Instruction:
Search the listing below for "that". Copy each matching line.

+-------+

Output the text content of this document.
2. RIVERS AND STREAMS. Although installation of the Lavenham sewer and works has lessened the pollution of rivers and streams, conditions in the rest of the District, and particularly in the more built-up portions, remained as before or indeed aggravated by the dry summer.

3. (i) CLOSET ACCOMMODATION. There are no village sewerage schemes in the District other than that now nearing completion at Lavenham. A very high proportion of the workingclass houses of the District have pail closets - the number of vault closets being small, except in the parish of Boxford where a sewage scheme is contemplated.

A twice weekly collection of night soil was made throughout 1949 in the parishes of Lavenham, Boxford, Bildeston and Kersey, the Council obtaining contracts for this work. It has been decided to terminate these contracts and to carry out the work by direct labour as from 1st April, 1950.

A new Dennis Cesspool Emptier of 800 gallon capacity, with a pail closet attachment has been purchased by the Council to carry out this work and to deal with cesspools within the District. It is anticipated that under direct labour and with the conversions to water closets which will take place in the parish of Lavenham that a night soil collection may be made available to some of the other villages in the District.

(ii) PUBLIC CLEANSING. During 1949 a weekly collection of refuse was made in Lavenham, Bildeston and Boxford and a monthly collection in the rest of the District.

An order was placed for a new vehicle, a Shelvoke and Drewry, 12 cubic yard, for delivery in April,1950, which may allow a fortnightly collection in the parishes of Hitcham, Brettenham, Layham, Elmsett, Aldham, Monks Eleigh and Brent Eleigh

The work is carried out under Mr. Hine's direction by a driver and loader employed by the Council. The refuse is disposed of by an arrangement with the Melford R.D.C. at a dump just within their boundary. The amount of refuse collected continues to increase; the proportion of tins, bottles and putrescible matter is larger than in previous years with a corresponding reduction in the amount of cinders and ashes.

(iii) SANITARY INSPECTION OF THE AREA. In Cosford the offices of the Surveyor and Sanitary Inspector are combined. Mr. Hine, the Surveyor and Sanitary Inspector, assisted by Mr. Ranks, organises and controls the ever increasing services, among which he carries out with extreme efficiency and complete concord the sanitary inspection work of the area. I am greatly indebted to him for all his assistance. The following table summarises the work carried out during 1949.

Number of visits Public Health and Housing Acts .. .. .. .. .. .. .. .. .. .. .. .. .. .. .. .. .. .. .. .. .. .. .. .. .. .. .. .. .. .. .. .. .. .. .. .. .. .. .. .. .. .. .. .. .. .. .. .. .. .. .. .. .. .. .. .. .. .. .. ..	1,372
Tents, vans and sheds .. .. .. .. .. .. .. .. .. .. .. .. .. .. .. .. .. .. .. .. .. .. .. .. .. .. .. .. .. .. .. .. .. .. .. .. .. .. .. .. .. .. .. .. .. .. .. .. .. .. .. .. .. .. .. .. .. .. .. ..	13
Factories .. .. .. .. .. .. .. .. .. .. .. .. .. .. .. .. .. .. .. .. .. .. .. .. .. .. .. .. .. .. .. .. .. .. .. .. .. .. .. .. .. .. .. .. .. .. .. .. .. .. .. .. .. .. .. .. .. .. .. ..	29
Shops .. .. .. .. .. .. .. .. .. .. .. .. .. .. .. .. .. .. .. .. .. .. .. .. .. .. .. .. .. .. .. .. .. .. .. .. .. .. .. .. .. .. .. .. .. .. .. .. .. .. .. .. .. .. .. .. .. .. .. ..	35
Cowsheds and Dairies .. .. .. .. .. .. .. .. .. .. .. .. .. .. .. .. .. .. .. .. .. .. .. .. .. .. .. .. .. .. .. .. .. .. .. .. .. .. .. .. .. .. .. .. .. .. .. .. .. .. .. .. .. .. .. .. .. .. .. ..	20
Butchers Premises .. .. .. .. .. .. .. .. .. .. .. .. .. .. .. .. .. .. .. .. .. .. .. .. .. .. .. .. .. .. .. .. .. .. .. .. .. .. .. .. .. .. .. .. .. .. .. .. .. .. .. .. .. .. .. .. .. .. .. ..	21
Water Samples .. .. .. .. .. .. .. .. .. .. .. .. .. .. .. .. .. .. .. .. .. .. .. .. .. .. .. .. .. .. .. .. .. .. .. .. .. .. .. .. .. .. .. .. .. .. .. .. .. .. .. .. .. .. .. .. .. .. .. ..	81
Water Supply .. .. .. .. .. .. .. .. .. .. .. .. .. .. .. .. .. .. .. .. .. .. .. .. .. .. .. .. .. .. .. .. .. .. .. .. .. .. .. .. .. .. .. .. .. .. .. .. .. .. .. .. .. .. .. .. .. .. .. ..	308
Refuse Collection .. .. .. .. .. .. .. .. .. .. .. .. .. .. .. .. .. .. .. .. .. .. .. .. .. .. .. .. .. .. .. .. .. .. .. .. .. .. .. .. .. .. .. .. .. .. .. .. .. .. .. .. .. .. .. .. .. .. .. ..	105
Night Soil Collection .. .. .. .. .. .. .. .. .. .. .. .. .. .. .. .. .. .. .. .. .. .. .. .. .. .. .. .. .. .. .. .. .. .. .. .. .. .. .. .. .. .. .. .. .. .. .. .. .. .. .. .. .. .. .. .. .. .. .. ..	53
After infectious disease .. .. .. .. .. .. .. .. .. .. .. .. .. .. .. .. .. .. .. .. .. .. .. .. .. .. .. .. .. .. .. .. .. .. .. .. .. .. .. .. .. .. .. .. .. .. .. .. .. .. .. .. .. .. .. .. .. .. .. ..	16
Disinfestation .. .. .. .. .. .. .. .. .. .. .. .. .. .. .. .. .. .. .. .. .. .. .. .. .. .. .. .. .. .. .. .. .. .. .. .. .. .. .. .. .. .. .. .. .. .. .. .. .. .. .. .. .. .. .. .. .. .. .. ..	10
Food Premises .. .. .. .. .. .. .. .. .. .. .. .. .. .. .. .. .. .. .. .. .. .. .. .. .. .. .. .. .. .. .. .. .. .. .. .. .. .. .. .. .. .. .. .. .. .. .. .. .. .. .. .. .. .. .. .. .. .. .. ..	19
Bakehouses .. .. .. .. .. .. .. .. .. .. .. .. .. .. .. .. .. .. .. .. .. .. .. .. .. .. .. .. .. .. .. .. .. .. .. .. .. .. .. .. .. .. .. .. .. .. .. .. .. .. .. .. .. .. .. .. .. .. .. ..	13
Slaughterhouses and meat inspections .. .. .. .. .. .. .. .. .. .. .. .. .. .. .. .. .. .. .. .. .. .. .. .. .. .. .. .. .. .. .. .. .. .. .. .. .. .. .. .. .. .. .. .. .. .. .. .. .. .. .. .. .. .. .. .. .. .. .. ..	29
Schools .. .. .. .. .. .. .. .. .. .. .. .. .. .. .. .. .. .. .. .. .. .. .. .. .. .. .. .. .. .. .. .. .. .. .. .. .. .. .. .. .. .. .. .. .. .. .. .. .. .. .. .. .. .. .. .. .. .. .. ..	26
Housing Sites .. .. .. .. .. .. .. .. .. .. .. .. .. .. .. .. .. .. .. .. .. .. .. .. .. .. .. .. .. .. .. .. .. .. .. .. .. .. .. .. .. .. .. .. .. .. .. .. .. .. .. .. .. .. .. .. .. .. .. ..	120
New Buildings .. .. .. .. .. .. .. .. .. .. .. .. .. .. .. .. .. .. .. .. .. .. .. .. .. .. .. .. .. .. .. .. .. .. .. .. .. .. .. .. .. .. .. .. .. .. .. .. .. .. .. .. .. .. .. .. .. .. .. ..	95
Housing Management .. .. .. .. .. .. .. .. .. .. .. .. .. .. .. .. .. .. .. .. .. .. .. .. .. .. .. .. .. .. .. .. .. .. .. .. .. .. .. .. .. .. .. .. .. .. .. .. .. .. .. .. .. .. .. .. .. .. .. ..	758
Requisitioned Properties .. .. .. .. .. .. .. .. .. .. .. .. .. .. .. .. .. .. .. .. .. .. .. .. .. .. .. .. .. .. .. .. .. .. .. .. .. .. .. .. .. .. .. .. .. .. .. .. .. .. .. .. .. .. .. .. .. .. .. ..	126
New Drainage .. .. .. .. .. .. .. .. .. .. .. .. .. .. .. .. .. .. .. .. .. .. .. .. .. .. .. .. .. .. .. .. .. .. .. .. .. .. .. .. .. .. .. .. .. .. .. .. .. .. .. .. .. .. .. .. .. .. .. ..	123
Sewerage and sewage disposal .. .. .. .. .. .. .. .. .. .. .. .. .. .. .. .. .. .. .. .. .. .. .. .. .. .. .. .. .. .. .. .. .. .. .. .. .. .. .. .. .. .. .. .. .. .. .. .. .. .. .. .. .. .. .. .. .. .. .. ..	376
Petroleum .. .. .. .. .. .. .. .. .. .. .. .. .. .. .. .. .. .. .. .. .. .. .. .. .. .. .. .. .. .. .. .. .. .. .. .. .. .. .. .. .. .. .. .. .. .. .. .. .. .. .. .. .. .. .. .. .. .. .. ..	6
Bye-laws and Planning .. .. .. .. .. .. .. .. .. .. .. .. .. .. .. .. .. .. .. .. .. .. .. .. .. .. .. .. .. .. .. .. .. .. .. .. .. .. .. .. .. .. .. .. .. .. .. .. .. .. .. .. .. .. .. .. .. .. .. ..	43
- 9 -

+-------+

The response:
3. (i) CLOSET ACCOMMODATION. There are no village sewerage schemes in the District other than that now nearing completion at Lavenham. A very high proportion of the workingclass houses of the District have pail closets - the number of vault closets being small, except in the parish of Boxford where a sewage scheme is contemplated.
A new Dennis Cesspool Emptier of 800 gallon capacity, with a pail closet attachment has been purchased by the Council to carry out this work and to deal with cesspools within the District. It is anticipated that under direct labour and with the conversions to water closets which will take place in the parish of Lavenham that a night soil collection may be made available to some of the other villages in the District.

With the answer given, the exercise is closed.